Petri nets have been proposed as a simple and convenient formalism for modeling systems that exhibit parallel and concurrent activities [Ag79, Pe81, Re85, Mu89]. In Petri nets, these activities are represented by the so called tokens which can move within a (static) graph-like structure of the net. More formally, a marked (place/transition) Petri net M contains two basic components, ... the structure N, which is a bipartite directed graph (i.e., a graph with two types of nodes, called places and transitions), and an initial marking function m0, which assigns nonnegative numbers of tokens to places of the net, M = (N, m0), N = (P, T, A), m0 : P -> {0,1,...}. The directed arcs connect places with transitions and transitions with places. Place/transition Petri net models are also known as `condition/event' systems as places usually represent conditions (in the most general sense), while transitions -- events.
If a nonzero number of tokens is assigned to a place, the place is `marked', which means that the condition represented by it is satisfied. If all places connected by directed arcs to a transition are marked, the transition is `enabled' and can fire (or the event represented by this transition can occur). Firing a transition is an instantaneous event which removes (simultaneously) a single token from each of the input places of the transition and adds a single token to each of the transition's output places. This creates a new marking function of a net, a new set of enabled transitions, and so on. The set of all possible marking functions which can be derived in such a way is called the set of reachable markings (or the forward marking class) of a net. This set can be finite or infinite; if it is finite, the net is bounded.

Source data:
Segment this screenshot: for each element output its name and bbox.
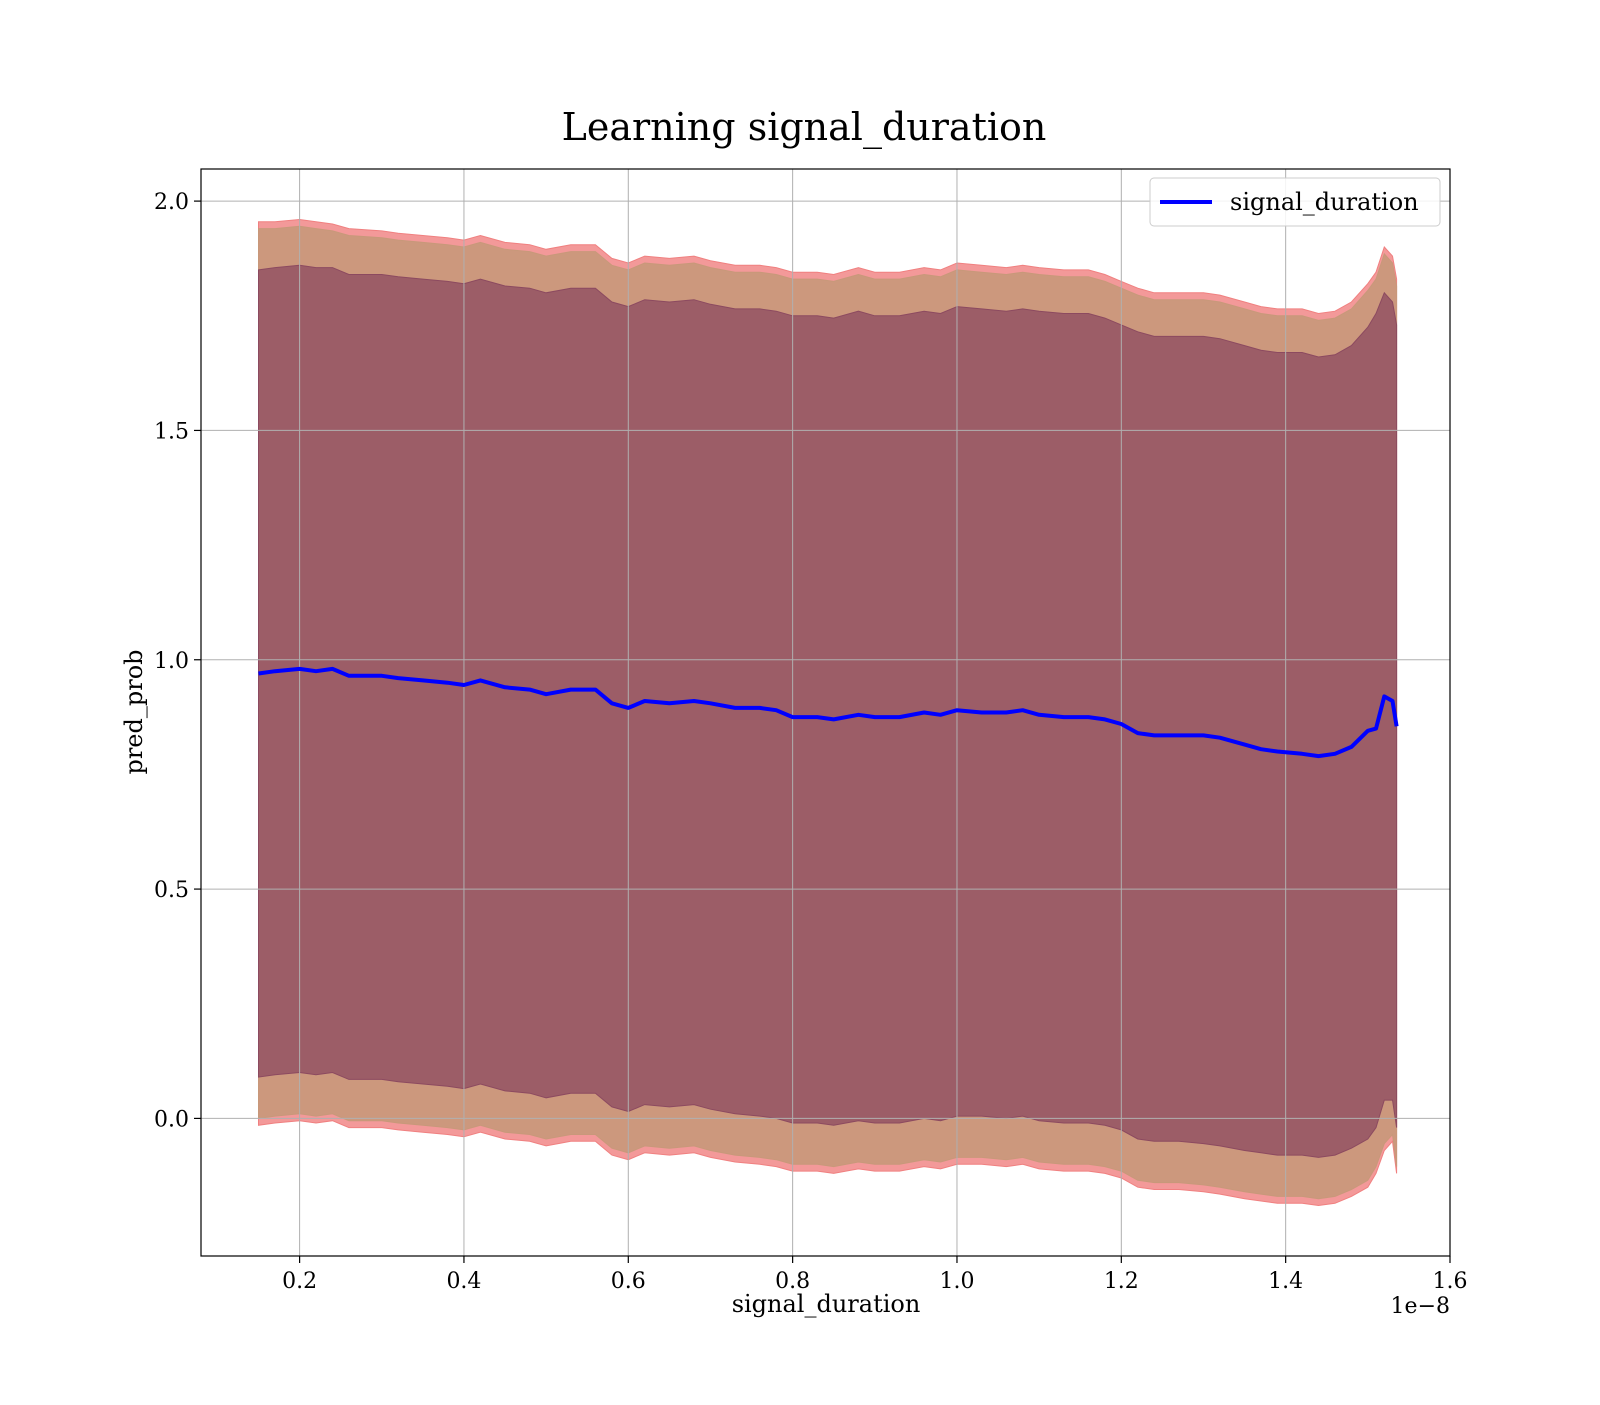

What is asked:
A. In the Petri net text, render "The directed arcs connect places with transitions and transitions with places." in Spanish.
B. According to the Petri net text, why are place/transition Petri net models also called "condition/event" systems?
C. Answer these from the Petri net text:
(i) What does the initial marking function m0 assign to the places of a net?
(ii) What does firing a transition do to the input places and the output places?
(iii) Under what condition is a net bounded?
The lines after the Petri net text come from a separate source.

The responses:
A. Los arcos dirigidos conectan lugares con transiciones y transiciones con lugares.

B. They get that name because places usually represent conditions, in the most general sense, while transitions represent events.

C.
(i) It assigns nonnegative numbers of tokens to the places.
(ii) It removes a single token from each input place and adds a single token to each output place.
(iii) A net is bounded when its set of reachable markings is finite.